**O pedido**. Imprima sem nenhuma alteração o trecho das linhas abaixo que vai do início até a linha que contém "calendar-day[interactable]: 7 —", incluindo as duas extremidades.

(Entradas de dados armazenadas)

....

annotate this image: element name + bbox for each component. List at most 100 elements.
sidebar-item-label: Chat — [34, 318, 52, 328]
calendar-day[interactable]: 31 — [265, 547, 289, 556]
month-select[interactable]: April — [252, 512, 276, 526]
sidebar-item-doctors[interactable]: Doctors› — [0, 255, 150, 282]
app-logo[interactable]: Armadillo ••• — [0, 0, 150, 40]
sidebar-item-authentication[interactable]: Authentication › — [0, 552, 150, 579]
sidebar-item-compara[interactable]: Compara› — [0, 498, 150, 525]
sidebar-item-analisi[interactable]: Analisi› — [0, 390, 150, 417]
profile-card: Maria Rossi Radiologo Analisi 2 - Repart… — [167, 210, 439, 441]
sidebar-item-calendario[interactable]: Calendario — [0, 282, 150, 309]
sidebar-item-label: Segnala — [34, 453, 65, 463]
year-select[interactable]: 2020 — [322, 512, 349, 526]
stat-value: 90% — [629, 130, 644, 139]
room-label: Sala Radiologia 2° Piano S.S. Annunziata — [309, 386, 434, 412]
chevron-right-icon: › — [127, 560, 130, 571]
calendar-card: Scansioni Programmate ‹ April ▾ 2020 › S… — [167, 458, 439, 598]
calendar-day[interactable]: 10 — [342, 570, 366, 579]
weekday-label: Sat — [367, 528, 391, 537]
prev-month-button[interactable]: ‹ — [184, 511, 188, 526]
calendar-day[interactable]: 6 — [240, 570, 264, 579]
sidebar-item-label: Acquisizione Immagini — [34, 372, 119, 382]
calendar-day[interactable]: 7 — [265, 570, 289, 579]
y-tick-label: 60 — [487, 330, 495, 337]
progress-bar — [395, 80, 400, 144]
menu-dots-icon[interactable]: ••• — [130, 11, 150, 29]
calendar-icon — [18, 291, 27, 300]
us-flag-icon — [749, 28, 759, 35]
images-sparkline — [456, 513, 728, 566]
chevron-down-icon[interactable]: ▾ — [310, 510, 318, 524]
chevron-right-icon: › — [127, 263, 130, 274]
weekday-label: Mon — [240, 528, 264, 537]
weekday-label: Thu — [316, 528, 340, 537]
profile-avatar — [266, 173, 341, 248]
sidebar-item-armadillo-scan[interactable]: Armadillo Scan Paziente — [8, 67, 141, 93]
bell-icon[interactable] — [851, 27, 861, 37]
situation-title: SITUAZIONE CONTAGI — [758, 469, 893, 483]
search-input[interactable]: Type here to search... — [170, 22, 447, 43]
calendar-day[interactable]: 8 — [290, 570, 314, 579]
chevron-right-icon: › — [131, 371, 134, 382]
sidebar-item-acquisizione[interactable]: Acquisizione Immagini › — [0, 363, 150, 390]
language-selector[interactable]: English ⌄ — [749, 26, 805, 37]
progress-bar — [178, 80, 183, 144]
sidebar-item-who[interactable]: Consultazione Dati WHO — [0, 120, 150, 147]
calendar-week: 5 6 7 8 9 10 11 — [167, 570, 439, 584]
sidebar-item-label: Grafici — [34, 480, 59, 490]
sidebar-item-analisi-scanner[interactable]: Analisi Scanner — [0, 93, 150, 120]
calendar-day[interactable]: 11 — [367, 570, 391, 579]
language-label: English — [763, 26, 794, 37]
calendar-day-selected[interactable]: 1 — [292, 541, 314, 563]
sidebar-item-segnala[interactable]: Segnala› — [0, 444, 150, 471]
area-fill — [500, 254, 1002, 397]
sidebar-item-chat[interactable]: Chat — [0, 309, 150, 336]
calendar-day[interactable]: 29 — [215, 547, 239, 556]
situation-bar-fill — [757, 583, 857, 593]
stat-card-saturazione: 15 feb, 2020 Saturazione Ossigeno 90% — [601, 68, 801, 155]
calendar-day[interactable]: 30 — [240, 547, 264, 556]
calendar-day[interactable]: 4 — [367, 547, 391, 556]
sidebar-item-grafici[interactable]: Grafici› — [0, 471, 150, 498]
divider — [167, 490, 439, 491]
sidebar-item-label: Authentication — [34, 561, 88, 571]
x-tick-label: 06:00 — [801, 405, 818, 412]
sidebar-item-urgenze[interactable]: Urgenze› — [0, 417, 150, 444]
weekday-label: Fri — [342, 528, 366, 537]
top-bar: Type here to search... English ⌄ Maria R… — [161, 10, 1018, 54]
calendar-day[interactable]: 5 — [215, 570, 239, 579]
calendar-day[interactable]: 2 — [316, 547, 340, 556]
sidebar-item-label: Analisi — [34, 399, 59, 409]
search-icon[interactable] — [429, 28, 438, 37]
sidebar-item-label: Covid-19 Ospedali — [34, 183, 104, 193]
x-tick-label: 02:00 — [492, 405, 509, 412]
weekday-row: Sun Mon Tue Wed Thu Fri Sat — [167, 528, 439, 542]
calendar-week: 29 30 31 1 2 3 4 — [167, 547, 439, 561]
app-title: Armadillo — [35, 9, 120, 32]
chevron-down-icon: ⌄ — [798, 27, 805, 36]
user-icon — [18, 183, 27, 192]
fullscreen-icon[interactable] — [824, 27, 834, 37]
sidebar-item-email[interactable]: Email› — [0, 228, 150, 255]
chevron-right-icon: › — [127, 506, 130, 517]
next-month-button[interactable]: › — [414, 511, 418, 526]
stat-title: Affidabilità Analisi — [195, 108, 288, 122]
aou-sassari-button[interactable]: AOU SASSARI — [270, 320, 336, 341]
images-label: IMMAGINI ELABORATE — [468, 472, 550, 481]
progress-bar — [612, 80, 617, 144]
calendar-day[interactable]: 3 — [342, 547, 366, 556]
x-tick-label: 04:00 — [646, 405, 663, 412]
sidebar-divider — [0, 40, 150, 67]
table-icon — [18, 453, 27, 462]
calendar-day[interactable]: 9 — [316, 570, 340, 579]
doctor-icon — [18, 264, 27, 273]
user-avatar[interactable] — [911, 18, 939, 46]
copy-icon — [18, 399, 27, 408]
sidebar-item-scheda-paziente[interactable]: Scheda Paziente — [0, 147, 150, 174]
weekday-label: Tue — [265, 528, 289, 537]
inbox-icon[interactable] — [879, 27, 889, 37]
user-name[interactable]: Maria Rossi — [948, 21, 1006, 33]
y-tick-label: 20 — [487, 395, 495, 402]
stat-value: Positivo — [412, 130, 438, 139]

....

**Resultado da tarefa**.
annotate this image: element name + bbox for each component. List at most 100 elements.
sidebar-item-label: Chat — [34, 318, 52, 328]
calendar-day[interactable]: 31 — [265, 547, 289, 556]
month-select[interactable]: April — [252, 512, 276, 526]
sidebar-item-doctors[interactable]: Doctors› — [0, 255, 150, 282]
app-logo[interactable]: Armadillo ••• — [0, 0, 150, 40]
sidebar-item-authentication[interactable]: Authentication › — [0, 552, 150, 579]
sidebar-item-compara[interactable]: Compara› — [0, 498, 150, 525]
sidebar-item-analisi[interactable]: Analisi› — [0, 390, 150, 417]
profile-card: Maria Rossi Radiologo Analisi 2 - Repart… — [167, 210, 439, 441]
sidebar-item-calendario[interactable]: Calendario — [0, 282, 150, 309]
sidebar-item-label: Segnala — [34, 453, 65, 463]
year-select[interactable]: 2020 — [322, 512, 349, 526]
stat-value: 90% — [629, 130, 644, 139]
room-label: Sala Radiologia 2° Piano S.S. Annunziata — [309, 386, 434, 412]
chevron-right-icon: › — [127, 560, 130, 571]
calendar-card: Scansioni Programmate ‹ April ▾ 2020 › S… — [167, 458, 439, 598]
calendar-day[interactable]: 10 — [342, 570, 366, 579]
weekday-label: Sat — [367, 528, 391, 537]
prev-month-button[interactable]: ‹ — [184, 511, 188, 526]
calendar-day[interactable]: 6 — [240, 570, 264, 579]
sidebar-item-label: Acquisizione Immagini — [34, 372, 119, 382]
calendar-day[interactable]: 7 — [265, 570, 289, 579]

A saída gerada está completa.